# Stated exercise:
Output all of the data below exactly as given.

# Information shown:

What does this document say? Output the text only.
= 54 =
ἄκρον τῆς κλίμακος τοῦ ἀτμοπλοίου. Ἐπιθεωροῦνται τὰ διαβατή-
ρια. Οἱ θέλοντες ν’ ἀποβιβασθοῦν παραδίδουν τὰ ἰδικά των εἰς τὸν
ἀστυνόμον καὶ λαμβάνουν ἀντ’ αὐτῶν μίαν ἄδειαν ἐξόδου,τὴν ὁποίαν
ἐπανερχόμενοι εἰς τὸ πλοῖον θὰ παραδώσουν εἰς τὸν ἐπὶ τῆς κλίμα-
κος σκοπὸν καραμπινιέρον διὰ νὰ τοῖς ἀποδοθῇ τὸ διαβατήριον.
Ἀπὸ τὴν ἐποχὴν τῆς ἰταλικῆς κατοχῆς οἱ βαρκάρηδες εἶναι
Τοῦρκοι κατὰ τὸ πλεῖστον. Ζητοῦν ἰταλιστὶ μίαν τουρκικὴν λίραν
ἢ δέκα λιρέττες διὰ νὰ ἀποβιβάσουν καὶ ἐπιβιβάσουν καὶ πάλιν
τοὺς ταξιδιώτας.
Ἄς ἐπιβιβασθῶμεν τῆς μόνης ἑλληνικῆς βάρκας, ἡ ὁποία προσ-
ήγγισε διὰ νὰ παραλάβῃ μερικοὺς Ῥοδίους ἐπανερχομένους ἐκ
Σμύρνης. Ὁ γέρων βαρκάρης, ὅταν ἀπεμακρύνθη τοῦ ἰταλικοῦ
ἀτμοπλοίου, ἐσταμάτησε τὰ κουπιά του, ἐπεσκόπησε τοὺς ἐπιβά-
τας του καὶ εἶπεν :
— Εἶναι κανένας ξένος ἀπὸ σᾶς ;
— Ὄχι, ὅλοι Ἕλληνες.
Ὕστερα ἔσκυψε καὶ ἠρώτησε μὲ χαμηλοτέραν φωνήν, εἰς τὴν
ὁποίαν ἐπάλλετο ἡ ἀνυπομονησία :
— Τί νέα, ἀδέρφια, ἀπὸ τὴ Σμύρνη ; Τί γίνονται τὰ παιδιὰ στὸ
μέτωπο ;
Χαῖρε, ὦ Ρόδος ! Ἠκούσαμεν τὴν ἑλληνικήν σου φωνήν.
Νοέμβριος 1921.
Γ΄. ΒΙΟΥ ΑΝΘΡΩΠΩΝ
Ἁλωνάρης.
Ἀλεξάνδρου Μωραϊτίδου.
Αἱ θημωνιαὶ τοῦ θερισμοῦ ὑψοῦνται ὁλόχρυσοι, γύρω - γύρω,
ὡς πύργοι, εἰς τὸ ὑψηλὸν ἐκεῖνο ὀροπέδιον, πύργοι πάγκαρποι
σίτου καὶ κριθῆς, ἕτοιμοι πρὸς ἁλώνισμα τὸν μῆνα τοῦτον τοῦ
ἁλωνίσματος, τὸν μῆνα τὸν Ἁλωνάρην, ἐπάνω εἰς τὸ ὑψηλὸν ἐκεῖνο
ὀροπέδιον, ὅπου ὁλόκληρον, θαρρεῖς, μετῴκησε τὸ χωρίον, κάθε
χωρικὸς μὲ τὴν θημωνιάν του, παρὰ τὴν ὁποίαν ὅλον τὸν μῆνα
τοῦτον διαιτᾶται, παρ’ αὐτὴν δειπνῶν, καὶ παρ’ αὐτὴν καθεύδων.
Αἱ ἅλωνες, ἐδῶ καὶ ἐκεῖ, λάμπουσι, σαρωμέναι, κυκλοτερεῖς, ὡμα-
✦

# Output of the task:
What does this document say? Output the text only.
= 54 =
ἄκρον τῆς κλίμακος τοῦ ἀτμοπλοίου. Ἐπιθεωροῦνται τὰ διαβατή-
ρια. Οἱ θέλοντες ν’ ἀποβιβασθοῦν παραδίδουν τὰ ἰδικά των εἰς τὸν
ἀστυνόμον καὶ λαμβάνουν ἀντ’ αὐτῶν μίαν ἄδειαν ἐξόδου,τὴν ὁποίαν
ἐπανερχόμενοι εἰς τὸ πλοῖον θὰ παραδώσουν εἰς τὸν ἐπὶ τῆς κλίμα-
κος σκοπὸν καραμπινιέρον διὰ νὰ τοῖς ἀποδοθῇ τὸ διαβατήριον.
Ἀπὸ τὴν ἐποχὴν τῆς ἰταλικῆς κατοχῆς οἱ βαρκάρηδες εἶναι
Τοῦρκοι κατὰ τὸ πλεῖστον. Ζητοῦν ἰταλιστὶ μίαν τουρκικὴν λίραν
ἢ δέκα λιρέττες διὰ νὰ ἀποβιβάσουν καὶ ἐπιβιβάσουν καὶ πάλιν
τοὺς ταξιδιώτας.
Ἄς ἐπιβιβασθῶμεν τῆς μόνης ἑλληνικῆς βάρκας, ἡ ὁποία προσ-
ήγγισε διὰ νὰ παραλάβῃ μερικοὺς Ῥοδίους ἐπανερχομένους ἐκ
Σμύρνης. Ὁ γέρων βαρκάρης, ὅταν ἀπεμακρύνθη τοῦ ἰταλικοῦ
ἀτμοπλοίου, ἐσταμάτησε τὰ κουπιά του, ἐπεσκόπησε τοὺς ἐπιβά-
τας του καὶ εἶπεν :
— Εἶναι κανένας ξένος ἀπὸ σᾶς ;
— Ὄχι, ὅλοι Ἕλληνες.
Ὕστερα ἔσκυψε καὶ ἠρώτησε μὲ χαμηλοτέραν φωνήν, εἰς τὴν
ὁποίαν ἐπάλλετο ἡ ἀνυπομονησία :
— Τί νέα, ἀδέρφια, ἀπὸ τὴ Σμύρνη ; Τί γίνονται τὰ παιδιὰ στὸ
μέτωπο ;
Χαῖρε, ὦ Ρόδος ! Ἠκούσαμεν τὴν ἑλληνικήν σου φωνήν.
Νοέμβριος 1921.
Γ΄. ΒΙΟΥ ΑΝΘΡΩΠΩΝ
Ἁλωνάρης.
Ἀλεξάνδρου Μωραϊτίδου.
Αἱ θημωνιαὶ τοῦ θερισμοῦ ὑψοῦνται ὁλόχρυσοι, γύρω - γύρω,
ὡς πύργοι, εἰς τὸ ὑψηλὸν ἐκεῖνο ὀροπέδιον, πύργοι πάγκαρποι
σίτου καὶ κριθῆς, ἕτοιμοι πρὸς ἁλώνισμα τὸν μῆνα τοῦτον τοῦ
ἁλωνίσματος, τὸν μῆνα τὸν Ἁλωνάρην, ἐπάνω εἰς τὸ ὑψηλὸν ἐκεῖνο
ὀροπέδιον, ὅπου ὁλόκληρον, θαρρεῖς, μετῴκησε τὸ χωρίον, κάθε
χωρικὸς μὲ τὴν θημωνιάν του, παρὰ τὴν ὁποίαν ὅλον τὸν μῆνα
τοῦτον διαιτᾶται, παρ’ αὐτὴν δειπνῶν, καὶ παρ’ αὐτὴν καθεύδων.
Αἱ ἅλωνες, ἐδῶ καὶ ἐκεῖ, λάμπουσι, σαρωμέναι, κυκλοτερεῖς, ὡμα-
✦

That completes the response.